**DIRECTIVE**
Can you reproduce the data beneath, keeping every line exact?

**LISTING**

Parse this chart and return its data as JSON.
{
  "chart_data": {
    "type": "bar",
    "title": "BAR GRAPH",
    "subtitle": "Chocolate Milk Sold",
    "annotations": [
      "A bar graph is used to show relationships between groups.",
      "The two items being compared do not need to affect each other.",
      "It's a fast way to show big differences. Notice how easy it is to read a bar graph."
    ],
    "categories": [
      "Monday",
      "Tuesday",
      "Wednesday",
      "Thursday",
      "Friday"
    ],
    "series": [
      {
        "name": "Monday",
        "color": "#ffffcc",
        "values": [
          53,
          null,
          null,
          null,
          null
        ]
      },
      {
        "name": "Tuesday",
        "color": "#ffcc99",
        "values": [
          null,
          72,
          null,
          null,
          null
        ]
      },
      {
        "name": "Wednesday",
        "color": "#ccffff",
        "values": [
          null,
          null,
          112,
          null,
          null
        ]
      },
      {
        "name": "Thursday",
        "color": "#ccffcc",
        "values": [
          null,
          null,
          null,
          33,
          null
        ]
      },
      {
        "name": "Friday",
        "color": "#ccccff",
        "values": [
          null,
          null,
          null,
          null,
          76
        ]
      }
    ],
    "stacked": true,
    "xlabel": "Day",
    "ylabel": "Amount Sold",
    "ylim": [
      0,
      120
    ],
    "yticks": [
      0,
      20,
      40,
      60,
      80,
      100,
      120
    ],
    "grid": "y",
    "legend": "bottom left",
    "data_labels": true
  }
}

**RESULT OF THIS TASK**
Parse this chart and return its data as JSON.
{
  "chart_data": {
    "type": "bar",
    "title": "BAR GRAPH",
    "subtitle": "Chocolate Milk Sold",
    "annotations": [
      "A bar graph is used to show relationships between groups.",
      "The two items being compared do not need to affect each other.",
      "It's a fast way to show big differences. Notice how easy it is to read a bar graph."
    ],
    "categories": [
      "Monday",
      "Tuesday",
      "Wednesday",
      "Thursday",
      "Friday"
    ],
    "series": [
      {
        "name": "Monday",
        "color": "#ffffcc",
        "values": [
          53,
          null,
          null,
          null,
          null
        ]
      },
      {
        "name": "Tuesday",
        "color": "#ffcc99",
        "values": [
          null,
          72,
          null,
          null,
          null
        ]
      },
      {
        "name": "Wednesday",
        "color": "#ccffff",
        "values": [
          null,
          null,
          112,
          null,
          null
        ]
      },
      {
        "name": "Thursday",
        "color": "#ccffcc",
        "values": [
          null,
          null,
          null,
          33,
          null
        ]
      },
      {
        "name": "Friday",
        "color": "#ccccff",
        "values": [
          null,
          null,
          null,
          null,
          76
        ]
      }
    ],
    "stacked": true,
    "xlabel": "Day",
    "ylabel": "Amount Sold",
    "ylim": [
      0,
      120
    ],
    "yticks": [
      0,
      20,
      40,
      60,
      80,
      100,
      120
    ],
    "grid": "y",
    "legend": "bottom left",
    "data_labels": true
  }
}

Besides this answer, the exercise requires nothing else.